▸ Short exercise: Reproduce verbatim the portion of the data that begins with the line containing "result-title[interactable]: Area, helicopter, helipad, lan..." and ends with the line containing "933, 1351, 947]", including both of these lines.

▸ Supplied information:
----------------

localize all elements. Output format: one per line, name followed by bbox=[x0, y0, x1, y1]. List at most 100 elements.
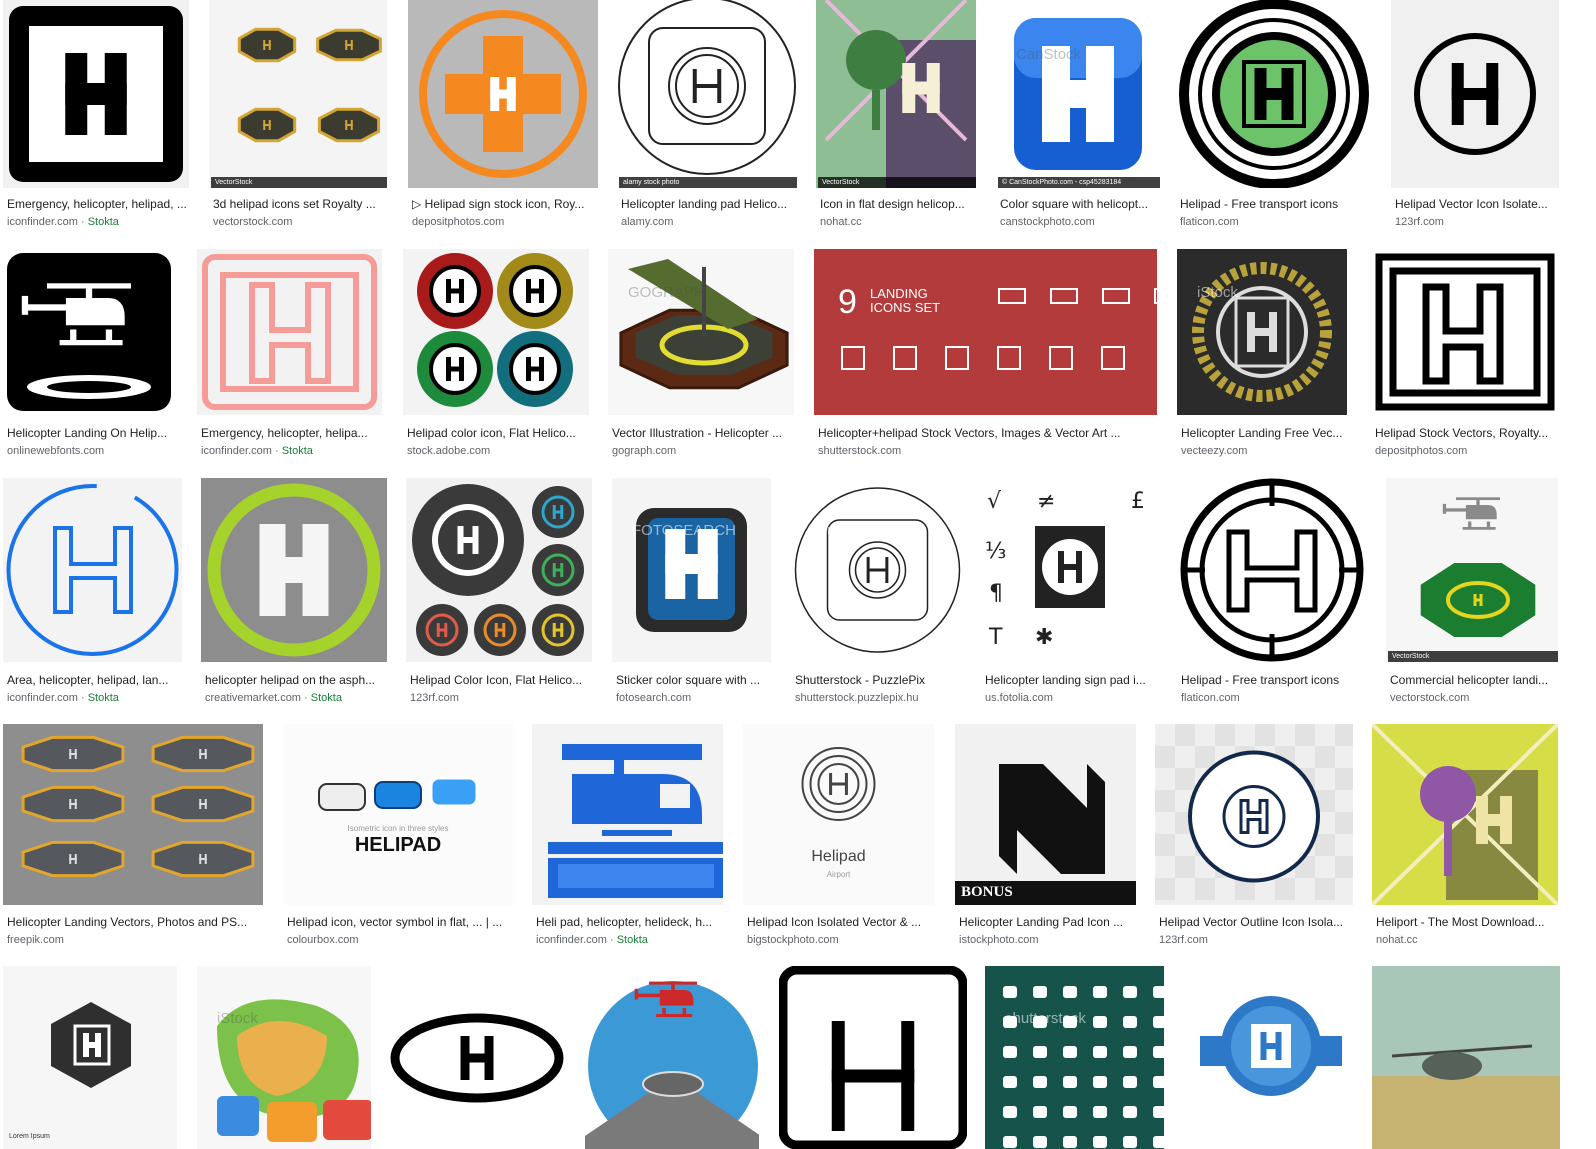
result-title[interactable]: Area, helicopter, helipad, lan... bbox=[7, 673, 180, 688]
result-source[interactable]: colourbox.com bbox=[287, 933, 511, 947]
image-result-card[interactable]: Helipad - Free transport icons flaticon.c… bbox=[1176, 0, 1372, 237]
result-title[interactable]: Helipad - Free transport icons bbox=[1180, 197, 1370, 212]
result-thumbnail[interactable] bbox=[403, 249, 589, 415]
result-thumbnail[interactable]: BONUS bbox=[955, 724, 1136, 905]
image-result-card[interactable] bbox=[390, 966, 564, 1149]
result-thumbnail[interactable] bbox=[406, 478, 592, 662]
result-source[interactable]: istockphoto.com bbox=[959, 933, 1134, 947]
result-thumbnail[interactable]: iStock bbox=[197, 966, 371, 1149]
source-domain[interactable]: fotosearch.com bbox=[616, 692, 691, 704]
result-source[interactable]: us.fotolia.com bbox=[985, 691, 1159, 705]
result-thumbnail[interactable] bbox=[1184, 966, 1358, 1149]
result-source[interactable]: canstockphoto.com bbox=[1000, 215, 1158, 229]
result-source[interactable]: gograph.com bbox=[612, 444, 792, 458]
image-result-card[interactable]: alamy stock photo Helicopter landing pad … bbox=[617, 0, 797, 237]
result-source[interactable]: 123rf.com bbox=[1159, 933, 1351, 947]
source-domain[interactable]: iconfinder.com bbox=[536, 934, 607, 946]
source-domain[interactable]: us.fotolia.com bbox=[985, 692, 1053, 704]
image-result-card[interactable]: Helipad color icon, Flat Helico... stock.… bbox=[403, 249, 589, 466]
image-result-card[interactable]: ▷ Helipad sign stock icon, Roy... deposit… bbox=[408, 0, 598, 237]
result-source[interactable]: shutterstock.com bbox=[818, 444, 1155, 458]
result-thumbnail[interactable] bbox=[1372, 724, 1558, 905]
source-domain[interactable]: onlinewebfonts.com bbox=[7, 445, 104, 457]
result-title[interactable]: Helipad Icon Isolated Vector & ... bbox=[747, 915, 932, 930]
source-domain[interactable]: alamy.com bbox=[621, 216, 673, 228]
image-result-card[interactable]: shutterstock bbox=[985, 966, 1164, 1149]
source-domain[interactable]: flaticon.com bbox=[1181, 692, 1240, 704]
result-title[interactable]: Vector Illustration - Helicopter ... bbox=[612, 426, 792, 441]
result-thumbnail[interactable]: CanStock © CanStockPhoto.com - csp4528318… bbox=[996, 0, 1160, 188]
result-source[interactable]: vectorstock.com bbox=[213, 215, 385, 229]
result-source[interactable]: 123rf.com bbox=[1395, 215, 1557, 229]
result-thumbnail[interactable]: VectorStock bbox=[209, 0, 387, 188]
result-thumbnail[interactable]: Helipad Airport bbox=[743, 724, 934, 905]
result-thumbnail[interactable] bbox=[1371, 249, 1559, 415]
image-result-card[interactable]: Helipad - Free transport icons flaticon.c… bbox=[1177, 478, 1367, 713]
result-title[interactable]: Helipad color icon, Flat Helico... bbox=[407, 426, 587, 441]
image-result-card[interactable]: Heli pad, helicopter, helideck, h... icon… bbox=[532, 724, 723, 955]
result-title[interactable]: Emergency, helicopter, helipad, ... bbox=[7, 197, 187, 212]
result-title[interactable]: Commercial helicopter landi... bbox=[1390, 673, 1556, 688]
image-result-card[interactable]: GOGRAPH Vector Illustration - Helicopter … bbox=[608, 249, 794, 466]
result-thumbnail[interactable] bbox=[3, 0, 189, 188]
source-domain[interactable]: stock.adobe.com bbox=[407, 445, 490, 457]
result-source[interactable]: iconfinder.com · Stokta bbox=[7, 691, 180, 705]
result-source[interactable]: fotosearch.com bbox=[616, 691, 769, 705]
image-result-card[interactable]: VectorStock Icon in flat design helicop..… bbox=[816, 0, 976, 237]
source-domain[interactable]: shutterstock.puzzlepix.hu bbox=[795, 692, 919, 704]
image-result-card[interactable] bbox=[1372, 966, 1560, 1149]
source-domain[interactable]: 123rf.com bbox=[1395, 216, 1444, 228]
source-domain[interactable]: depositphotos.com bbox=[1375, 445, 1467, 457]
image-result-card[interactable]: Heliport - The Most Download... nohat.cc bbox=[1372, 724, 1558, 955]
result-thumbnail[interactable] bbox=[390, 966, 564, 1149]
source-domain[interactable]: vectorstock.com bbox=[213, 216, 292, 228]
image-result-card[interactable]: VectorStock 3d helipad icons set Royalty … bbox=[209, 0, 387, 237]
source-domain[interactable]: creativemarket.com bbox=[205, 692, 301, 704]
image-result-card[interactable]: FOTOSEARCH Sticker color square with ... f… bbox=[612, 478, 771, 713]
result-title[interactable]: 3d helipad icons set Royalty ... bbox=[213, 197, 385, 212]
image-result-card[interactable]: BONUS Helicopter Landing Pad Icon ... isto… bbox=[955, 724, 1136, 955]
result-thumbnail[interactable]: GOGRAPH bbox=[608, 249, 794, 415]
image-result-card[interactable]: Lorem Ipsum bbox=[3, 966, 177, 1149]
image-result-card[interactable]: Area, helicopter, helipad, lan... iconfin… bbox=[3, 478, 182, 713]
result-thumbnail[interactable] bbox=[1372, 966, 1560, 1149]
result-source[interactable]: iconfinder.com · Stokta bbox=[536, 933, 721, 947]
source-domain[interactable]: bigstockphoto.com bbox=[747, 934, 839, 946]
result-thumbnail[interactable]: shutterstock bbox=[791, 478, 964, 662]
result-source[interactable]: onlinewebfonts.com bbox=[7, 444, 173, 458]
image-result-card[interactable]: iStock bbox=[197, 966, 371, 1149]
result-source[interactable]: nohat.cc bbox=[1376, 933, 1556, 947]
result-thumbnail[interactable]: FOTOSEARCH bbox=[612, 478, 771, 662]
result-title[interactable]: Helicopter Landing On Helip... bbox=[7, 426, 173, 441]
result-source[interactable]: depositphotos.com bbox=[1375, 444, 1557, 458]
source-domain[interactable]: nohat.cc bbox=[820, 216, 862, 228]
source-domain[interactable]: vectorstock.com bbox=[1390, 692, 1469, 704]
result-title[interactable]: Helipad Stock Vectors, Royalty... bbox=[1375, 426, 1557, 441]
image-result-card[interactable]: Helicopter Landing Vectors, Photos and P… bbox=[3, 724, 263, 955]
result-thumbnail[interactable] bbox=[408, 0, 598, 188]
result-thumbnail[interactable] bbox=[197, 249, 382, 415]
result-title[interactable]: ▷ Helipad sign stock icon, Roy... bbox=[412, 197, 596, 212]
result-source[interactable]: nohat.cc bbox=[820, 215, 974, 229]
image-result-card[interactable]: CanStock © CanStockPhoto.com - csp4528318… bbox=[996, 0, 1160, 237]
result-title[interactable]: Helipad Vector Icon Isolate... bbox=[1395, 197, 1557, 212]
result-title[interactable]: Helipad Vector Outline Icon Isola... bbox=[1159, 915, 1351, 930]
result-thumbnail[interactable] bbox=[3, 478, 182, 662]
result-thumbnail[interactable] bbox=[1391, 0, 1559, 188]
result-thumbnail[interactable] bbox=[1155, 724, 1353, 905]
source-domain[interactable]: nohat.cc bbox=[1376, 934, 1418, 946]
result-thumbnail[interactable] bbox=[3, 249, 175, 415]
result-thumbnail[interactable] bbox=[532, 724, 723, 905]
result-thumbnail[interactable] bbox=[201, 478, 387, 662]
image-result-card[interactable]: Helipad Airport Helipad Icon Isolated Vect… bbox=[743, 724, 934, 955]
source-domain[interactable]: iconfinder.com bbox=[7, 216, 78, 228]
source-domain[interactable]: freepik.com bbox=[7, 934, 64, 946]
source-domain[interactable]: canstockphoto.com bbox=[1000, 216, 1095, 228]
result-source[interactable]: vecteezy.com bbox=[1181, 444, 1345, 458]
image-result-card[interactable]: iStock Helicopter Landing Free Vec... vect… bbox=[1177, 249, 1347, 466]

----------------

▸ Exercise output:
result-title[interactable]: Area, helicopter, helipad, lan... bbox=[7, 673, 180, 688]
result-source[interactable]: colourbox.com bbox=[287, 933, 511, 947]
image-result-card[interactable]: Helipad - Free transport icons flaticon.c… bbox=[1176, 0, 1372, 237]
result-title[interactable]: Helipad - Free transport icons bbox=[1180, 197, 1370, 212]
result-thumbnail[interactable] bbox=[403, 249, 589, 415]
result-thumbnail[interactable]: BONUS bbox=[955, 724, 1136, 905]
image-result-card[interactable] bbox=[390, 966, 564, 1149]
result-thumbnail[interactable] bbox=[406, 478, 592, 662]
result-source[interactable]: istockphoto.com bbox=[959, 933, 1134, 947]
result-thumbnail[interactable]: iStock bbox=[197, 966, 371, 1149]
source-domain[interactable]: fotosearch.com bbox=[616, 692, 691, 704]
result-source[interactable]: us.fotolia.com bbox=[985, 691, 1159, 705]
result-thumbnail[interactable] bbox=[1184, 966, 1358, 1149]
result-source[interactable]: canstockphoto.com bbox=[1000, 215, 1158, 229]
result-source[interactable]: gograph.com bbox=[612, 444, 792, 458]
image-result-card[interactable]: alamy stock photo Helicopter landing pad … bbox=[617, 0, 797, 237]
result-source[interactable]: 123rf.com bbox=[1159, 933, 1351, 947]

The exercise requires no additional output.